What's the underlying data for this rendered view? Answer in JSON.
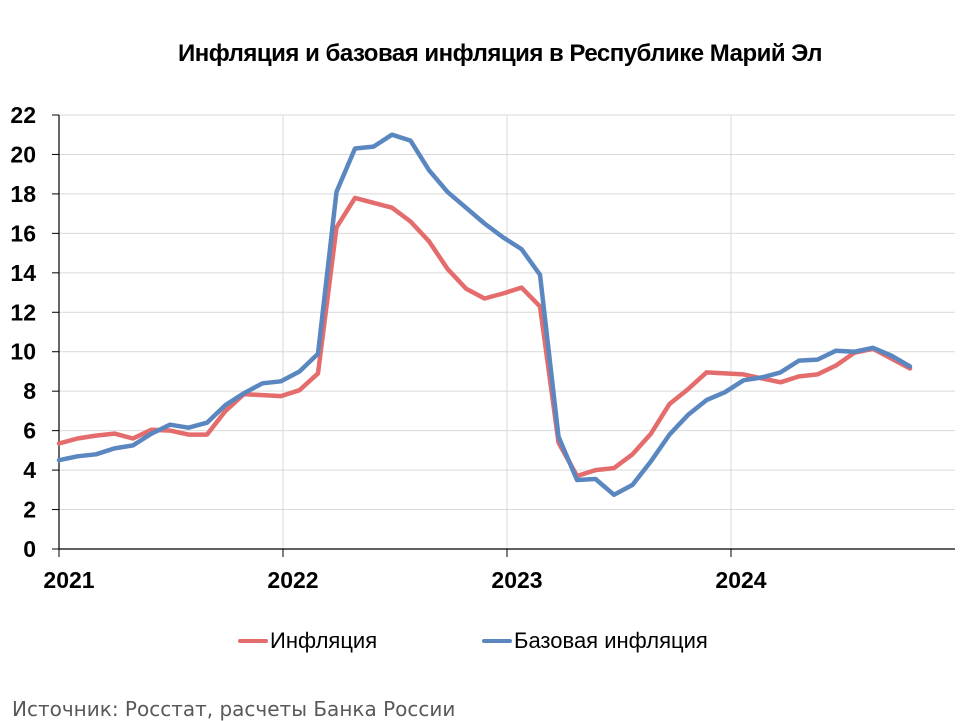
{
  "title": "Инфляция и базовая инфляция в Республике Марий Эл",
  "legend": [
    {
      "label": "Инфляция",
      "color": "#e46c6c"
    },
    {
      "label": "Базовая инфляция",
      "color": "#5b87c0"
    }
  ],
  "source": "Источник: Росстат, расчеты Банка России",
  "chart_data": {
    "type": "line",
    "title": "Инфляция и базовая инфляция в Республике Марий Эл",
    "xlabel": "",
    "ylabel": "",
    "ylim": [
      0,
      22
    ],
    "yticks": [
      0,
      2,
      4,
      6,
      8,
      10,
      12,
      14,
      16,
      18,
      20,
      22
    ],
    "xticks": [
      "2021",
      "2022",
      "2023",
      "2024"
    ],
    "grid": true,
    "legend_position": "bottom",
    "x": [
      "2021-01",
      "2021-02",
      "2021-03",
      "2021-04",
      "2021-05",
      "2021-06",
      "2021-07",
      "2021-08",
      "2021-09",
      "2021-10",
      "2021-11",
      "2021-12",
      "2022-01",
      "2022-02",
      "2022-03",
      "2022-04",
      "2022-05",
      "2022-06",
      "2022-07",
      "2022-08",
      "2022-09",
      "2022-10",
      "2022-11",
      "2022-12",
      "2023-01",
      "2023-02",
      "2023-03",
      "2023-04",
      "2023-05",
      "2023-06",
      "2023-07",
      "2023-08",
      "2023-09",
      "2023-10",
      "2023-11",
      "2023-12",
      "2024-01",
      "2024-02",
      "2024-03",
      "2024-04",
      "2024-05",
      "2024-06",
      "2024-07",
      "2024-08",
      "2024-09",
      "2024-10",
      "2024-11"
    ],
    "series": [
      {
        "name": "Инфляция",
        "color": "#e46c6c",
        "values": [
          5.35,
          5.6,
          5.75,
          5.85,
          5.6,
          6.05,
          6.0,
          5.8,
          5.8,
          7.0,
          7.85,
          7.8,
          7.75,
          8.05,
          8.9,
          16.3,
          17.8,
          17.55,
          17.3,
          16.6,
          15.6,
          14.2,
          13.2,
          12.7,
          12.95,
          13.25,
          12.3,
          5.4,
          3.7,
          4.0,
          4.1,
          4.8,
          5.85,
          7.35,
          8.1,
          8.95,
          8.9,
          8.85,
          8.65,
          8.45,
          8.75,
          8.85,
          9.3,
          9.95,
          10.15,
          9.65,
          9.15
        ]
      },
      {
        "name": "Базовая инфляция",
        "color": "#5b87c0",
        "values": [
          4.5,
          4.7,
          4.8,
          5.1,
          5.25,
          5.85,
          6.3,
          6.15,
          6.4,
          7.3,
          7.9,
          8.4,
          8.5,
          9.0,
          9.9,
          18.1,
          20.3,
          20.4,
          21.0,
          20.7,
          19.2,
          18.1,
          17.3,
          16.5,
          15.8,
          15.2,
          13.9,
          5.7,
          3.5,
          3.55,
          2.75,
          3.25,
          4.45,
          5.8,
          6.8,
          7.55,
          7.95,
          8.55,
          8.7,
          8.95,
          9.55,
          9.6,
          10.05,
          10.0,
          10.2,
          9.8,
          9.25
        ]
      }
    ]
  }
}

■ ■ ■

• _Set problem_:
Omit any images, then output the listing exactly.

• _Solution for this problem_:
What's the underlying data for this rendered view? Answer in JSON.
{
  "title": "Инфляция и базовая инфляция в Республике Марий Эл",
  "legend": [
    {
      "label": "Инфляция",
      "color": "#e46c6c"
    },
    {
      "label": "Базовая инфляция",
      "color": "#5b87c0"
    }
  ],
  "source": "Источник: Росстат, расчеты Банка России",
  "chart_data": {
    "type": "line",
    "title": "Инфляция и базовая инфляция в Республике Марий Эл",
    "xlabel": "",
    "ylabel": "",
    "ylim": [
      0,
      22
    ],
    "yticks": [
      0,
      2,
      4,
      6,
      8,
      10,
      12,
      14,
      16,
      18,
      20,
      22
    ],
    "xticks": [
      "2021",
      "2022",
      "2023",
      "2024"
    ],
    "grid": true,
    "legend_position": "bottom",
    "x": [
      "2021-01",
      "2021-02",
      "2021-03",
      "2021-04",
      "2021-05",
      "2021-06",
      "2021-07",
      "2021-08",
      "2021-09",
      "2021-10",
      "2021-11",
      "2021-12",
      "2022-01",
      "2022-02",
      "2022-03",
      "2022-04",
      "2022-05",
      "2022-06",
      "2022-07",
      "2022-08",
      "2022-09",
      "2022-10",
      "2022-11",
      "2022-12",
      "2023-01",
      "2023-02",
      "2023-03",
      "2023-04",
      "2023-05",
      "2023-06",
      "2023-07",
      "2023-08",
      "2023-09",
      "2023-10",
      "2023-11",
      "2023-12",
      "2024-01",
      "2024-02",
      "2024-03",
      "2024-04",
      "2024-05",
      "2024-06",
      "2024-07",
      "2024-08",
      "2024-09",
      "2024-10",
      "2024-11"
    ],
    "series": [
      {
        "name": "Инфляция",
        "color": "#e46c6c",
        "values": [
          5.35,
          5.6,
          5.75,
          5.85,
          5.6,
          6.05,
          6.0,
          5.8,
          5.8,
          7.0,
          7.85,
          7.8,
          7.75,
          8.05,
          8.9,
          16.3,
          17.8,
          17.55,
          17.3,
          16.6,
          15.6,
          14.2,
          13.2,
          12.7,
          12.95,
          13.25,
          12.3,
          5.4,
          3.7,
          4.0,
          4.1,
          4.8,
          5.85,
          7.35,
          8.1,
          8.95,
          8.9,
          8.85,
          8.65,
          8.45,
          8.75,
          8.85,
          9.3,
          9.95,
          10.15,
          9.65,
          9.15
        ]
      },
      {
        "name": "Базовая инфляция",
        "color": "#5b87c0",
        "values": [
          4.5,
          4.7,
          4.8,
          5.1,
          5.25,
          5.85,
          6.3,
          6.15,
          6.4,
          7.3,
          7.9,
          8.4,
          8.5,
          9.0,
          9.9,
          18.1,
          20.3,
          20.4,
          21.0,
          20.7,
          19.2,
          18.1,
          17.3,
          16.5,
          15.8,
          15.2,
          13.9,
          5.7,
          3.5,
          3.55,
          2.75,
          3.25,
          4.45,
          5.8,
          6.8,
          7.55,
          7.95,
          8.55,
          8.7,
          8.95,
          9.55,
          9.6,
          10.05,
          10.0,
          10.2,
          9.8,
          9.25
        ]
      }
    ]
  }
}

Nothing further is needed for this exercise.